→ **What is being asked**:
Go through the entries below and copy each line containing the word "Owners".

→ **Records to use**:
○ ○ ○ ○ ○

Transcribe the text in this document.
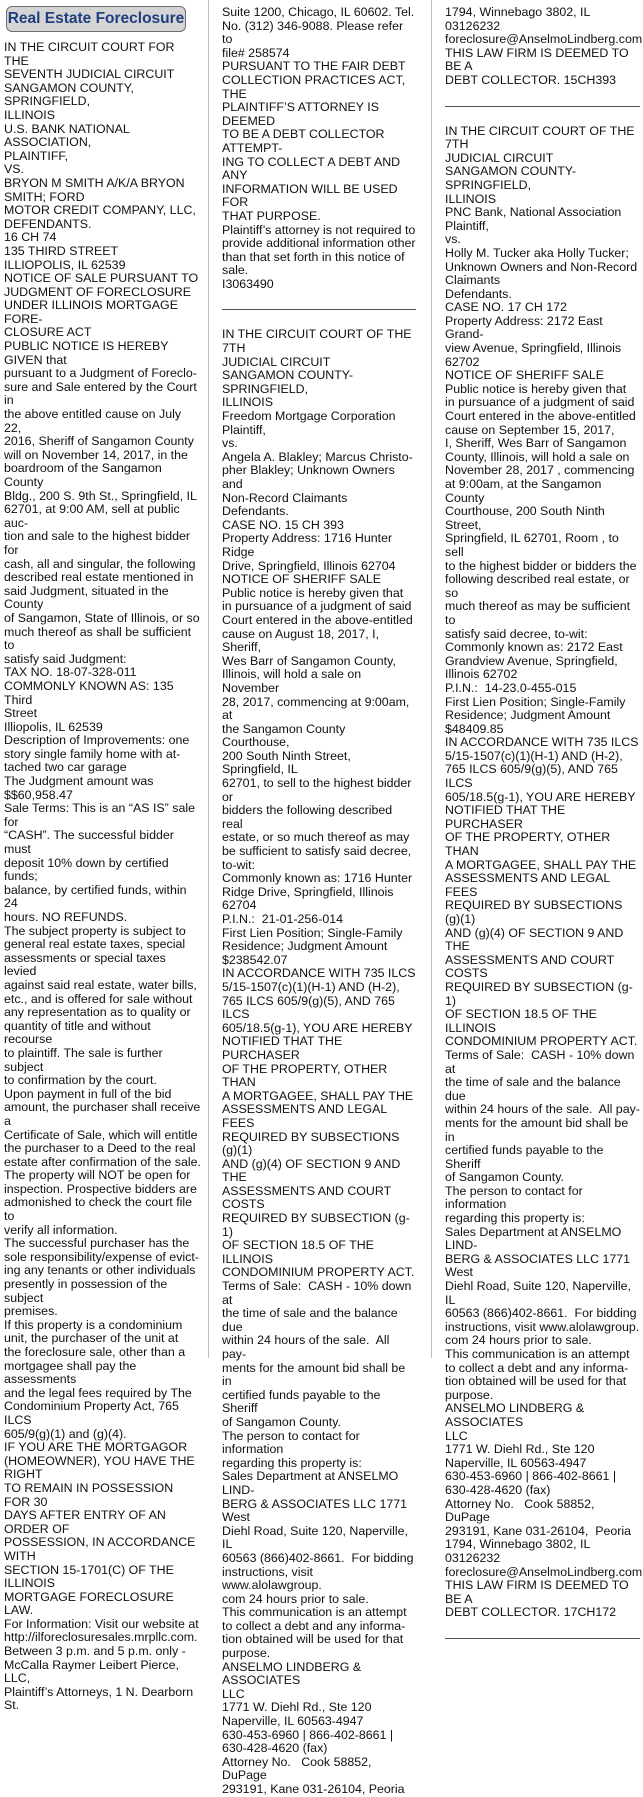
Real Estate Foreclosure
IN THE CIRCUIT COURT FOR THE
SEVENTH JUDICIAL CIRCUIT
SANGAMON COUNTY, SPRINGFIELD,
ILLINOIS
U.S. BANK NATIONAL ASSOCIATION,
PLAINTIFF,
VS.
BRYON M SMITH A/K/A BRYON
SMITH; FORD
MOTOR CREDIT COMPANY, LLC,
DEFENDANTS.
16 CH 74
135 THIRD STREET
ILLIOPOLIS, IL 62539
NOTICE OF SALE PURSUANT TO
JUDGMENT OF FORECLOSURE
UNDER ILLINOIS MORTGAGE FORE-
CLOSURE ACT
PUBLIC NOTICE IS HEREBY GIVEN that
pursuant to a Judgment of Foreclo-
sure and Sale entered by the Court in
the above entitled cause on July 22,
2016, Sheriff of Sangamon County
will on November 14, 2017, in the
boardroom of the Sangamon County
Bldg., 200 S. 9th St., Springfield, IL
62701, at 9:00 AM, sell at public auc-
tion and sale to the highest bidder for
cash, all and singular, the following
described real estate mentioned in
said Judgment, situated in the County
of Sangamon, State of Illinois, or so
much thereof as shall be sufficient to
satisfy said Judgment:
TAX NO. 18-07-328-011
COMMONLY KNOWN AS: 135 Third
Street
Illiopolis, IL 62539
Description of Improvements: one
story single family home with at-
tached two car garage
The Judgment amount was
$$60,958.47
Sale Terms: This is an “AS IS” sale for
“CASH”. The successful bidder must
deposit 10% down by certified funds;
balance, by certified funds, within 24
hours. NO REFUNDS.
The subject property is subject to
general real estate taxes, special
assessments or special taxes levied
against said real estate, water bills,
etc., and is offered for sale without
any representation as to quality or
quantity of title and without recourse
to plaintiff. The sale is further subject
to confirmation by the court.
Upon payment in full of the bid
amount, the purchaser shall receive a
Certificate of Sale, which will entitle
the purchaser to a Deed to the real
estate after confirmation of the sale.
The property will NOT be open for
inspection. Prospective bidders are
admonished to check the court file to
verify all information.
The successful purchaser has the
sole responsibility/expense of evict-
ing any tenants or other individuals
presently in possession of the subject
premises.
If this property is a condominium
unit, the purchaser of the unit at
the foreclosure sale, other than a
mortgagee shall pay the assessments
and the legal fees required by The
Condominium Property Act, 765 ILCS
605/9(g)(1) and (g)(4).
IF YOU ARE THE MORTGAGOR
(HOMEOWNER), YOU HAVE THE RIGHT
TO REMAIN IN POSSESSION FOR 30
DAYS AFTER ENTRY OF AN ORDER OF
POSSESSION, IN ACCORDANCE WITH
SECTION 15-1701(C) OF THE ILLINOIS
MORTGAGE FORECLOSURE LAW.
For Information: Visit our website at
http://ilforeclosuresales.mrpllc.com.
Between 3 p.m. and 5 p.m. only -
McCalla Raymer Leibert Pierce, LLC,
Plaintiff’s Attorneys, 1 N. Dearborn St.
Suite 1200, Chicago, IL 60602. Tel.
No. (312) 346-9088. Please refer to
file# 258574
PURSUANT TO THE FAIR DEBT
COLLECTION PRACTICES ACT, THE
PLAINTIFF’S ATTORNEY IS DEEMED
TO BE A DEBT COLLECTOR ATTEMPT-
ING TO COLLECT A DEBT AND ANY
INFORMATION WILL BE USED FOR
THAT PURPOSE.
Plaintiff’s attorney is not required to
provide additional information other
than that set forth in this notice of
sale.
I3063490
IN THE CIRCUIT COURT OF THE 7TH
JUDICIAL CIRCUIT
SANGAMON COUNTY- SPRINGFIELD,
ILLINOIS
Freedom Mortgage Corporation
Plaintiff,
vs.
Angela A. Blakley; Marcus Christo-
pher Blakley; Unknown Owners and
Non-Record Claimants
Defendants.
CASE NO. 15 CH 393
Property Address: 1716 Hunter Ridge
Drive, Springfield, Illinois 62704
NOTICE OF SHERIFF SALE
Public notice is hereby given that
in pursuance of a judgment of said
Court entered in the above-entitled
cause on August 18, 2017, I, Sheriff,
Wes Barr of Sangamon County,
Illinois, will hold a sale on November
28, 2017, commencing at 9:00am, at
the Sangamon County Courthouse,
200 South Ninth Street, Springfield, IL
62701, to sell to the highest bidder or
bidders the following described real
estate, or so much thereof as may
be sufficient to satisfy said decree,
to-wit:
Commonly known as: 1716 Hunter
Ridge Drive, Springfield, Illinois
62704
P.I.N.:  21-01-256-014
First Lien Position; Single-Family
Residence; Judgment Amount
$238542.07
IN ACCORDANCE WITH 735 ILCS
5/15-1507(c)(1)(H-1) AND (H-2),
765 ILCS 605/9(g)(5), AND 765 ILCS
605/18.5(g-1), YOU ARE HEREBY
NOTIFIED THAT THE PURCHASER
OF THE PROPERTY, OTHER THAN
A MORTGAGEE, SHALL PAY THE
ASSESSMENTS AND LEGAL FEES
REQUIRED BY SUBSECTIONS (g)(1)
AND (g)(4) OF SECTION 9 AND THE
ASSESSMENTS AND COURT COSTS
REQUIRED BY SUBSECTION (g-1)
OF SECTION 18.5 OF THE ILLINOIS
CONDOMINIUM PROPERTY ACT.
Terms of Sale:  CASH - 10% down at
the time of sale and the balance due
within 24 hours of the sale.  All pay-
ments for the amount bid shall be in
certified funds payable to the Sheriff
of Sangamon County.
The person to contact for information
regarding this property is:
Sales Department at ANSELMO LIND-
BERG & ASSOCIATES LLC 1771 West
Diehl Road, Suite 120, Naperville, IL
60563 (866)402-8661.  For bidding
instructions, visit www.alolawgroup.
com 24 hours prior to sale.
This communication is an attempt
to collect a debt and any informa-
tion obtained will be used for that
purpose.
ANSELMO LINDBERG & ASSOCIATES
LLC
1771 W. Diehl Rd., Ste 120
Naperville, IL 60563-4947
630-453-6960 | 866-402-8661 |
630-428-4620 (fax)
Attorney No.   Cook 58852, DuPage
293191, Kane 031-26104, Peoria
1794, Winnebago 3802, IL 03126232
foreclosure@AnselmoLindberg.com
THIS LAW FIRM IS DEEMED TO BE A
DEBT COLLECTOR. 15CH393
IN THE CIRCUIT COURT OF THE 7TH
JUDICIAL CIRCUIT
SANGAMON COUNTY- SPRINGFIELD,
ILLINOIS
PNC Bank, National Association
Plaintiff,
vs.
Holly M. Tucker aka Holly Tucker;
Unknown Owners and Non-Record
Claimants
Defendants.
CASE NO. 17 CH 172
Property Address: 2172 East Grand-
view Avenue, Springfield, Illinois
62702
NOTICE OF SHERIFF SALE
Public notice is hereby given that
in pursuance of a judgment of said
Court entered in the above-entitled
cause on September 15, 2017,
I, Sheriff, Wes Barr of Sangamon
County, Illinois, will hold a sale on
November 28, 2017 , commencing
at 9:00am, at the Sangamon County
Courthouse, 200 South Ninth Street,
Springfield, IL 62701, Room , to sell
to the highest bidder or bidders the
following described real estate, or so
much thereof as may be sufficient to
satisfy said decree, to-wit:
Commonly known as: 2172 East
Grandview Avenue, Springfield,
Illinois 62702
P.I.N.:  14-23.0-455-015
First Lien Position; Single-Family
Residence; Judgment Amount
$48409.85
IN ACCORDANCE WITH 735 ILCS
5/15-1507(c)(1)(H-1) AND (H-2),
765 ILCS 605/9(g)(5), AND 765 ILCS
605/18.5(g-1), YOU ARE HEREBY
NOTIFIED THAT THE PURCHASER
OF THE PROPERTY, OTHER THAN
A MORTGAGEE, SHALL PAY THE
ASSESSMENTS AND LEGAL FEES
REQUIRED BY SUBSECTIONS (g)(1)
AND (g)(4) OF SECTION 9 AND THE
ASSESSMENTS AND COURT COSTS
REQUIRED BY SUBSECTION (g-1)
OF SECTION 18.5 OF THE ILLINOIS
CONDOMINIUM PROPERTY ACT.
Terms of Sale:  CASH - 10% down at
the time of sale and the balance due
within 24 hours of the sale.  All pay-
ments for the amount bid shall be in
certified funds payable to the Sheriff
of Sangamon County.
The person to contact for information
regarding this property is:
Sales Department at ANSELMO LIND-
BERG & ASSOCIATES LLC 1771 West
Diehl Road, Suite 120, Naperville, IL
60563 (866)402-8661.  For bidding
instructions, visit www.alolawgroup.
com 24 hours prior to sale.
This communication is an attempt
to collect a debt and any informa-
tion obtained will be used for that
purpose.
ANSELMO LINDBERG & ASSOCIATES
LLC
1771 W. Diehl Rd., Ste 120
Naperville, IL 60563-4947
630-453-6960 | 866-402-8661 |
630-428-4620 (fax)
Attorney No.   Cook 58852, DuPage
293191, Kane 031-26104,  Peoria
1794, Winnebago 3802, IL 03126232
foreclosure@AnselmoLindberg.com
THIS LAW FIRM IS DEEMED TO BE A
DEBT COLLECTOR. 17CH172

○ ○ ○ ○ ○

→ **Result**:
pher Blakley; Unknown Owners and
Unknown Owners and Non-Record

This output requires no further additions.